Passage:
-- START --

The cluster storage engine
NDB is an in-memory storage engine with many built-in high-availability and data-persistence features. NDB can, although this requires extensive knowledge, be used as a database system in its own right, supporting the traditional relational data model, as well as full ACID transactions.
The storage engine can be configured with many fail-over and load-balancing options, but the easiest level to start at is looking at the storage engine at the cluster level. The NDB storage engine of MySQL Cluster contains a complete set of data, dependent only on other data within the cluster itself.
A MySQL Cluster may replicate clustered data to other MySQL Clusters. But this is a complex configuration, and before getting to that point, let’s look at how a single MySQL Cluster is used, and that is what this article describes — how to set up a single MySQL Cluster consisting of an NDB storage engine and some MySQL servers.
The cluster part of MySQL Cluster is currently configured independently from the MySQL servers. In an MySQL Cluster each part of the cluster is considered to be a node. (A node in many contexts is often a computer, but for MySQL Cluster it is a process. There can be any number of nodes on a single computer.) Each node has a type, and there can be multiple nodes in the MySQL Cluster of each type. In a minimal MySQL Cluster configuration, there will be at least three nodes:
The management (MGM) node. The role of this type of node is to manage the other nodes within the MySQL Cluster, such as providing configuration data, starting and stopping nodes, running backup etc. As this node type manages the configuration of the other nodes, a node of this type must always be started first, before any other node. With a running cluster, the MGM node does necessarily have to be running all the time.

-- END --

Data excerpts:
-- START --

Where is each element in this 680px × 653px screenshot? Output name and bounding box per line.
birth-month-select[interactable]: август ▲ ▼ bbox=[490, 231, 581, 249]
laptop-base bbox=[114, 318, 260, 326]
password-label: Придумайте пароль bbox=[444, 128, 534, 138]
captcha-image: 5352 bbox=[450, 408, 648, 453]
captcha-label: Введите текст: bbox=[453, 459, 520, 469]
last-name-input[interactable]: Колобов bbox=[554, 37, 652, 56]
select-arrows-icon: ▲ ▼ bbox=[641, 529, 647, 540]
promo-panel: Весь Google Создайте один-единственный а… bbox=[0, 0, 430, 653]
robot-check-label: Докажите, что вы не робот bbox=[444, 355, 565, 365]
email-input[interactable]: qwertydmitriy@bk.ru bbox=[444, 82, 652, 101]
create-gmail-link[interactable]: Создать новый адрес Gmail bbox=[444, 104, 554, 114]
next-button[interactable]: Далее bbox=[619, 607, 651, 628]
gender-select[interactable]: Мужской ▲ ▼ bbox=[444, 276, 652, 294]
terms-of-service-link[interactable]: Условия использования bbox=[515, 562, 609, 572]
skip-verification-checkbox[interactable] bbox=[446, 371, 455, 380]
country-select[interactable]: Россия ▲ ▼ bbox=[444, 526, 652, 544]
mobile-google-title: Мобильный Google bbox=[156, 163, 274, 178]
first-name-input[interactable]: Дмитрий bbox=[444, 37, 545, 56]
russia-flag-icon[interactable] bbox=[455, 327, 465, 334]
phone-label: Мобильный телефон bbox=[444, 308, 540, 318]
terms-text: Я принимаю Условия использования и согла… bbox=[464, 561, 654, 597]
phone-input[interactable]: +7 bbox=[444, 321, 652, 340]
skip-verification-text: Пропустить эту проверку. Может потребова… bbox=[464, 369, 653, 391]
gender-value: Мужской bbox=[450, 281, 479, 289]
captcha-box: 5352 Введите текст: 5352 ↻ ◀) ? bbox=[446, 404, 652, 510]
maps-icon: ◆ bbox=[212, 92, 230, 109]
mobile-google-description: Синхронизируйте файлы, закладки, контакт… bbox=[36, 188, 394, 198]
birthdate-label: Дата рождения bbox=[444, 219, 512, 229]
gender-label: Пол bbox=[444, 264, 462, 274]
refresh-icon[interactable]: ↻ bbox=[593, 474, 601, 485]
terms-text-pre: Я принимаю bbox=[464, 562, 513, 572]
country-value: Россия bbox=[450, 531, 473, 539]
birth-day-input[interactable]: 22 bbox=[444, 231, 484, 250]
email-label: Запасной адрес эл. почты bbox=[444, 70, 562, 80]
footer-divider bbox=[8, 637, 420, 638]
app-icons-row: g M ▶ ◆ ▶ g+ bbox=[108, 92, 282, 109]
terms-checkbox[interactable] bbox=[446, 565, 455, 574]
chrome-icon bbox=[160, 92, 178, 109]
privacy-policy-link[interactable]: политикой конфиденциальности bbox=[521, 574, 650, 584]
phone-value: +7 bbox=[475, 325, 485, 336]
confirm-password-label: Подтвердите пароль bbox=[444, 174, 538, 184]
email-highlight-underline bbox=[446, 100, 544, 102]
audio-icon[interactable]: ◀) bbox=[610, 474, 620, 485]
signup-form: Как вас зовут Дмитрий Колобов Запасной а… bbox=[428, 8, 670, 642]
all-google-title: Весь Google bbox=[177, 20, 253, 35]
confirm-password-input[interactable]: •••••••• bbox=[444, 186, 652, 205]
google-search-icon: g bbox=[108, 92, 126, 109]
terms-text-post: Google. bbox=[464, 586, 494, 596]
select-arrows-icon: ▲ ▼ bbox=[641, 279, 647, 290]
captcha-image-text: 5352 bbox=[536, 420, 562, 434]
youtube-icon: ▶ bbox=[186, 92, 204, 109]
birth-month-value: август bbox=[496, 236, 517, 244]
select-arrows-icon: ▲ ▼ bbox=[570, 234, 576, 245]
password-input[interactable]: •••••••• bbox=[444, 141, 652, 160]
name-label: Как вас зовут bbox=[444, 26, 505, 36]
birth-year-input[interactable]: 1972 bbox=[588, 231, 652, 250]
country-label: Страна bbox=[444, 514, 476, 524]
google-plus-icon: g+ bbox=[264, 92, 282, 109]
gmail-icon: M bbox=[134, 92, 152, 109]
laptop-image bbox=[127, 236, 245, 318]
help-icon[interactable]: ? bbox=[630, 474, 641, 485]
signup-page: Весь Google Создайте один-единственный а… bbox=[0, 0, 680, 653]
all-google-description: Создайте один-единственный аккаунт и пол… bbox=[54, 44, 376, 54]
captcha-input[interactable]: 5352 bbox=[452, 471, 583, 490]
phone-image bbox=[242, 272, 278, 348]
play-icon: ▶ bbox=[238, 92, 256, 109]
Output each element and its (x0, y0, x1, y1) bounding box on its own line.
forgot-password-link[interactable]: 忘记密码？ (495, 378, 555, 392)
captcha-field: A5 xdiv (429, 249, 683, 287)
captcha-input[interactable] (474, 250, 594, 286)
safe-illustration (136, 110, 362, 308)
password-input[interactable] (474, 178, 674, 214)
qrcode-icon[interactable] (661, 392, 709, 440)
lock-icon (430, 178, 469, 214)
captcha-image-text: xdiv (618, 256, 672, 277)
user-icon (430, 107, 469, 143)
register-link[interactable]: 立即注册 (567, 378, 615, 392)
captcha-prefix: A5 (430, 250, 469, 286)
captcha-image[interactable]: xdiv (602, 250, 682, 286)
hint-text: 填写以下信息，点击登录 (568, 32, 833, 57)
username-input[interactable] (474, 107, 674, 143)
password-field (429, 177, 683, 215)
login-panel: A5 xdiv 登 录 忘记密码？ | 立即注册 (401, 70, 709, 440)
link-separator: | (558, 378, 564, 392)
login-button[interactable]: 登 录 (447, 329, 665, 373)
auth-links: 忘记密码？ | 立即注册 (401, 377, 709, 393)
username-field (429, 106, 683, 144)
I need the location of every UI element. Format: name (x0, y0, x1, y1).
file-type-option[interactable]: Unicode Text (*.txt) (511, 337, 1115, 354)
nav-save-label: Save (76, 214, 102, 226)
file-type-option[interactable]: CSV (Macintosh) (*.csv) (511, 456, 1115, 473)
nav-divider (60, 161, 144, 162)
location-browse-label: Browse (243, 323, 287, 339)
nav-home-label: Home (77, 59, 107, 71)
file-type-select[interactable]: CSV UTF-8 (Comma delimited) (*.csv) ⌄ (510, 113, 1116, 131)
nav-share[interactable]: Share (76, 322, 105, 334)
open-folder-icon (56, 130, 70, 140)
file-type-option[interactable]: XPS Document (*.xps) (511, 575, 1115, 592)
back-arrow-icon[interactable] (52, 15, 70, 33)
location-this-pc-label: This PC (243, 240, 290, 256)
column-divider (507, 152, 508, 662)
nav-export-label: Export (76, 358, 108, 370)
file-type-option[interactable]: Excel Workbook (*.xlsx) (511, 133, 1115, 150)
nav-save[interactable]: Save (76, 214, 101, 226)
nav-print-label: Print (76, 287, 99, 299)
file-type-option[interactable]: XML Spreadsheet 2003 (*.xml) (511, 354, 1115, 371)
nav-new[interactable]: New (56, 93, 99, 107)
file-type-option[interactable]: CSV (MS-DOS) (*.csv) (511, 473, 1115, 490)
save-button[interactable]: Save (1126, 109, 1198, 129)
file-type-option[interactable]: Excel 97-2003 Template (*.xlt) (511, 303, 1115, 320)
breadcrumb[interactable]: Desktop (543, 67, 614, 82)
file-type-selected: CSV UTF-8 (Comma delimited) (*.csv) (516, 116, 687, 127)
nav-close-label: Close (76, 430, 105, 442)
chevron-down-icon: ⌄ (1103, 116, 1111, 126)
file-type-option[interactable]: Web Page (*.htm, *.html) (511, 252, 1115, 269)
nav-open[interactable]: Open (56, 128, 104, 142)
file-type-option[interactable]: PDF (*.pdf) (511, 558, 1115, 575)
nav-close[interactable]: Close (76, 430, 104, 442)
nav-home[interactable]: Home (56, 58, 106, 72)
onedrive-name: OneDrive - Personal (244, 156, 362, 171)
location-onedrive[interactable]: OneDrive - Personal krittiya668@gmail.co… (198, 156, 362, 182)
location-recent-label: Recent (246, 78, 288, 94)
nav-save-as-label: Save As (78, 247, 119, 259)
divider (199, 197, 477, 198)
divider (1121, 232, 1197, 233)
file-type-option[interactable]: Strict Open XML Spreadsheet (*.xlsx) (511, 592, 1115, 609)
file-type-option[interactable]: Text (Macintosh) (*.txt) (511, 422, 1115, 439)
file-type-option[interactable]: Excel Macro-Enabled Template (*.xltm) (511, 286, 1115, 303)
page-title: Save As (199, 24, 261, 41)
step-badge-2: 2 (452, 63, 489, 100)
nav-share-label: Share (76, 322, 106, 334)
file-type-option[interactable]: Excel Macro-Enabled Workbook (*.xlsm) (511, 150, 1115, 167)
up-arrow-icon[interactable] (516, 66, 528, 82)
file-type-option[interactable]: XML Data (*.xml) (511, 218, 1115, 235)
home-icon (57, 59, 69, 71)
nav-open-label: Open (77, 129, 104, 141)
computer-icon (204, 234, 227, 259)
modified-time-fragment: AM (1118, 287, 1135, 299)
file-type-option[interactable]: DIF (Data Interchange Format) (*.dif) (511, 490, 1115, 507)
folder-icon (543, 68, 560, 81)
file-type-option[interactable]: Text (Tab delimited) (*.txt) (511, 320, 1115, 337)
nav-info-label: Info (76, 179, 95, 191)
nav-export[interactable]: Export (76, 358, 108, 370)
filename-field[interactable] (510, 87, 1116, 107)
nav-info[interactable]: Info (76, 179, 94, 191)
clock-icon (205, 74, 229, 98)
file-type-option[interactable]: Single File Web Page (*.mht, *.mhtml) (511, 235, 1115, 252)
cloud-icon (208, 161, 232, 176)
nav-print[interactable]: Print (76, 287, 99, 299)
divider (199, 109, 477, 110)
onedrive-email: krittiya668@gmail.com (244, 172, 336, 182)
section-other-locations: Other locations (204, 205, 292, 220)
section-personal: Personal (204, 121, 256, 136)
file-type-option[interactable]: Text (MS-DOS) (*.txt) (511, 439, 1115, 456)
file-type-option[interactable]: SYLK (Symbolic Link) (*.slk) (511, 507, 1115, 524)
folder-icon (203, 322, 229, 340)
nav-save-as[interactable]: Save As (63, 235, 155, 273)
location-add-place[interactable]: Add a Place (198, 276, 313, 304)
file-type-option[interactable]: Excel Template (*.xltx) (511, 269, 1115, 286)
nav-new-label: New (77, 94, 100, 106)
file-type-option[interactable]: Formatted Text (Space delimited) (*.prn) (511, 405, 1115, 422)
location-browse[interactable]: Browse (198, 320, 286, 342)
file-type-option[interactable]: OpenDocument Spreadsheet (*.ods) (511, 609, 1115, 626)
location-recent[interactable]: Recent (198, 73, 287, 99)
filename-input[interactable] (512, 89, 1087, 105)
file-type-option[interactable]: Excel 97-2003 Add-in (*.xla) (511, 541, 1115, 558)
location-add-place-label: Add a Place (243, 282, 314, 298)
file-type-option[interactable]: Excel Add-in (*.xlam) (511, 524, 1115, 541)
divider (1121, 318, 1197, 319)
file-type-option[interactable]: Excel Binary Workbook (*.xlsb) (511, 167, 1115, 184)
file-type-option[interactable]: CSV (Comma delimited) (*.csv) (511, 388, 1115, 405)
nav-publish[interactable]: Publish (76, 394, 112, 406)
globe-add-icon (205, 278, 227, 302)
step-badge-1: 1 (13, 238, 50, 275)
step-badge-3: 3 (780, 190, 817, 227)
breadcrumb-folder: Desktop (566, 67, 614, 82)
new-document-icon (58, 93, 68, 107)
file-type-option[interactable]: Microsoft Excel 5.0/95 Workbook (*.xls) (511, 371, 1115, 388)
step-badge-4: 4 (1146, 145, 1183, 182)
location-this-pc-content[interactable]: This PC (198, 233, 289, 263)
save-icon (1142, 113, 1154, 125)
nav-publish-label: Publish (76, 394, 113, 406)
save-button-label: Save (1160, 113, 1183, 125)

-- END --

Work to be completed: In the MySQL Cluster passage, translate this sentence into Spanish: "A MySQL Cluster may replicate clustered data to other MySQL Clusters." The material has no connection to the MySQL Cluster passage.

In response: Un MySQL Cluster puede replicar datos en clúster a otros MySQL Clusters.